__Challenge__: Write out the records word for word, with no pictures.

__Records for this exercise__:
================
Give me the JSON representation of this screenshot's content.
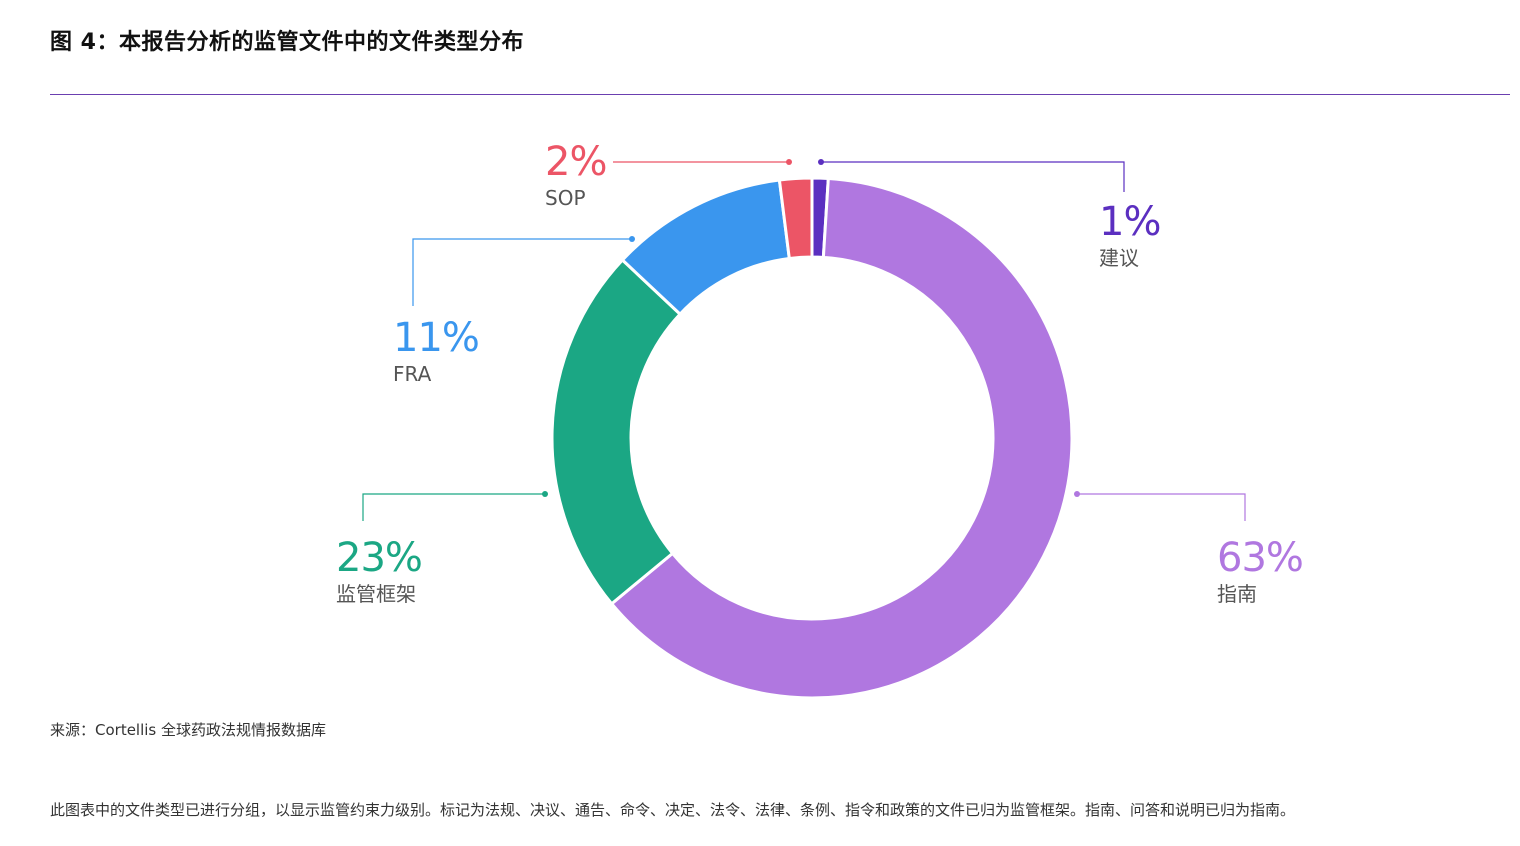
{
  "title": "图 4：本报告分析的监管文件中的文件类型分布",
  "source": "来源：Cortellis 全球药政法规情报数据库",
  "note": "此图表中的文件类型已进行分组，以显示监管约束力级别。标记为法规、决议、通告、命令、决定、法令、法律、条例、指令和政策的文件已归为监管框架。指南、问答和说明已归为指南。",
  "labels": {
    "advice": {
      "pct": "1%",
      "name": "建议"
    },
    "guidance": {
      "pct": "63%",
      "name": "指南"
    },
    "framework": {
      "pct": "23%",
      "name": "监管框架"
    },
    "fra": {
      "pct": "11%",
      "name": "FRA"
    },
    "sop": {
      "pct": "2%",
      "name": "SOP"
    }
  },
  "chart_data": {
    "type": "pie",
    "subtype": "donut",
    "title": "图 4：本报告分析的监管文件中的文件类型分布",
    "categories": [
      "建议",
      "指南",
      "监管框架",
      "FRA",
      "SOP"
    ],
    "values": [
      1,
      63,
      23,
      11,
      2
    ],
    "unit": "%",
    "colors": [
      "#5b2fc0",
      "#b077e0",
      "#1ba784",
      "#3a96ee",
      "#ec5566"
    ],
    "start_angle": "12 o'clock, clockwise",
    "legend": "callout labels",
    "source": "来源：Cortellis 全球药政法规情报数据库"
  }
}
================
__Output for this task__:
Give me the JSON representation of this screenshot's content.
{
  "title": "图 4：本报告分析的监管文件中的文件类型分布",
  "source": "来源：Cortellis 全球药政法规情报数据库",
  "note": "此图表中的文件类型已进行分组，以显示监管约束力级别。标记为法规、决议、通告、命令、决定、法令、法律、条例、指令和政策的文件已归为监管框架。指南、问答和说明已归为指南。",
  "labels": {
    "advice": {
      "pct": "1%",
      "name": "建议"
    },
    "guidance": {
      "pct": "63%",
      "name": "指南"
    },
    "framework": {
      "pct": "23%",
      "name": "监管框架"
    },
    "fra": {
      "pct": "11%",
      "name": "FRA"
    },
    "sop": {
      "pct": "2%",
      "name": "SOP"
    }
  },
  "chart_data": {
    "type": "pie",
    "subtype": "donut",
    "title": "图 4：本报告分析的监管文件中的文件类型分布",
    "categories": [
      "建议",
      "指南",
      "监管框架",
      "FRA",
      "SOP"
    ],
    "values": [
      1,
      63,
      23,
      11,
      2
    ],
    "unit": "%",
    "colors": [
      "#5b2fc0",
      "#b077e0",
      "#1ba784",
      "#3a96ee",
      "#ec5566"
    ],
    "start_angle": "12 o'clock, clockwise",
    "legend": "callout labels",
    "source": "来源：Cortellis 全球药政法规情报数据库"
  }
}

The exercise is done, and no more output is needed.